─── TASK MATERIAL

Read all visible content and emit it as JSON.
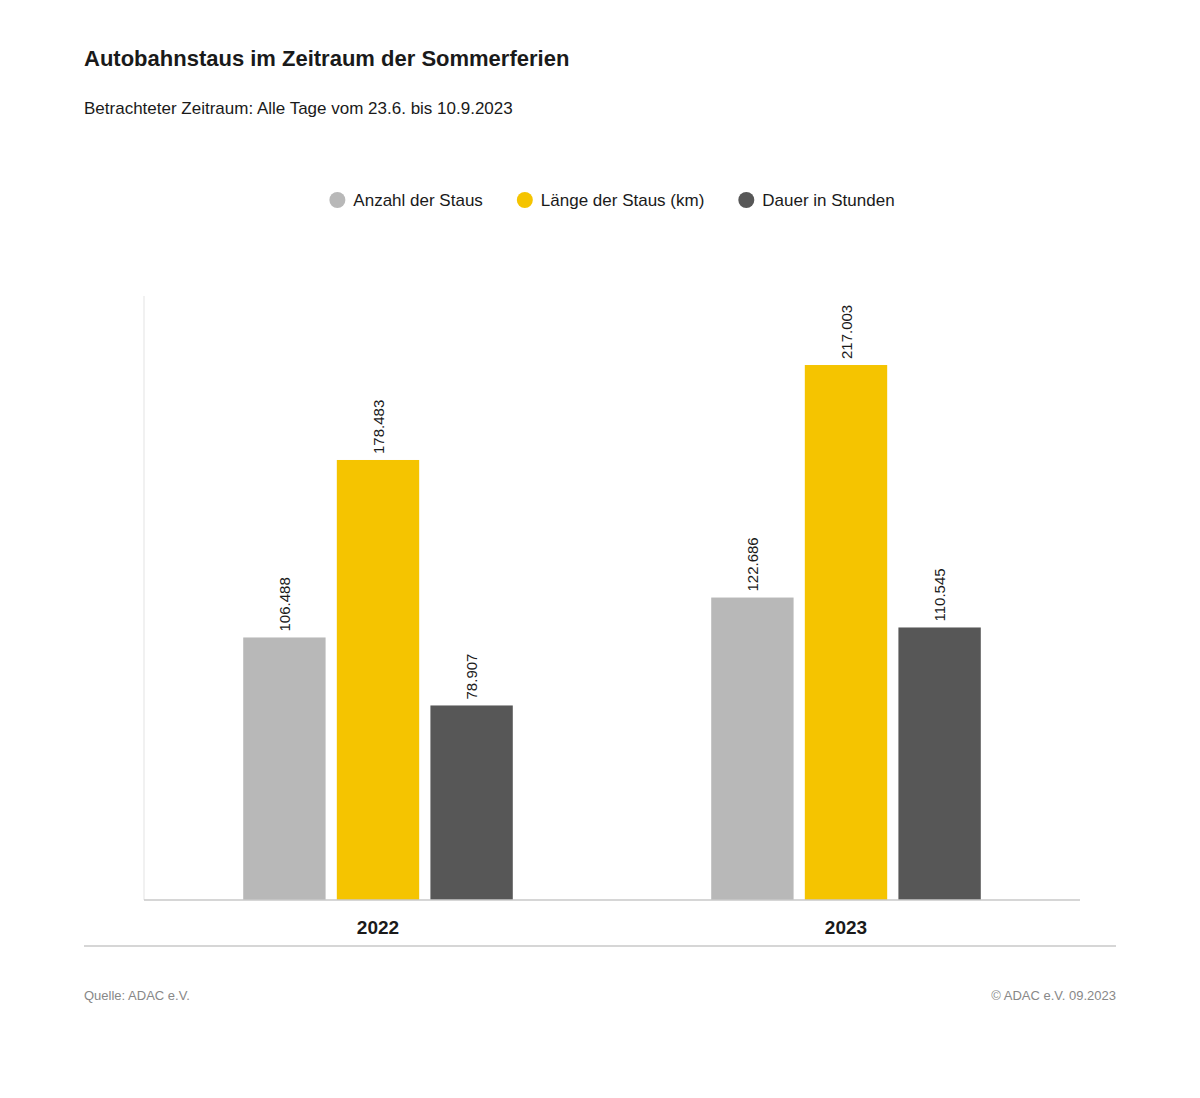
{
  "chart_data": {
    "type": "bar",
    "title": "Autobahnstaus im Zeitraum der Sommerferien",
    "subtitle": "Betrachteter Zeitraum: Alle Tage vom 23.6. bis 10.9.2023",
    "categories": [
      "2022",
      "2023"
    ],
    "series": [
      {
        "name": "Anzahl der Staus",
        "color": "#b8b8b8",
        "values": [
          106488,
          122686
        ],
        "value_labels": [
          "106.488",
          "122.686"
        ]
      },
      {
        "name": "Länge der Staus (km)",
        "color": "#f5c400",
        "values": [
          178483,
          217003
        ],
        "value_labels": [
          "178.483",
          "217.003"
        ]
      },
      {
        "name": "Dauer in Stunden",
        "color": "#575757",
        "values": [
          78907,
          110545
        ],
        "value_labels": [
          "78.907",
          "110.545"
        ]
      }
    ],
    "ylim": [
      0,
      245000
    ],
    "data_labels": true,
    "tick_labels": "x",
    "grid": false,
    "legend": "top",
    "annotations": [
      "Quelle: ADAC e.V.",
      "© ADAC e.V. 09.2023"
    ]
  }
}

──────

| SHORT PROBLEM |
Repeat the material above in full and exactly, omitting the pictures.

| ANSWER BELOW |
Read all visible content and emit it as JSON.
{
  "chart_data": {
    "type": "bar",
    "title": "Autobahnstaus im Zeitraum der Sommerferien",
    "subtitle": "Betrachteter Zeitraum: Alle Tage vom 23.6. bis 10.9.2023",
    "categories": [
      "2022",
      "2023"
    ],
    "series": [
      {
        "name": "Anzahl der Staus",
        "color": "#b8b8b8",
        "values": [
          106488,
          122686
        ],
        "value_labels": [
          "106.488",
          "122.686"
        ]
      },
      {
        "name": "Länge der Staus (km)",
        "color": "#f5c400",
        "values": [
          178483,
          217003
        ],
        "value_labels": [
          "178.483",
          "217.003"
        ]
      },
      {
        "name": "Dauer in Stunden",
        "color": "#575757",
        "values": [
          78907,
          110545
        ],
        "value_labels": [
          "78.907",
          "110.545"
        ]
      }
    ],
    "ylim": [
      0,
      245000
    ],
    "data_labels": true,
    "tick_labels": "x",
    "grid": false,
    "legend": "top",
    "annotations": [
      "Quelle: ADAC e.V.",
      "© ADAC e.V. 09.2023"
    ]
  }
}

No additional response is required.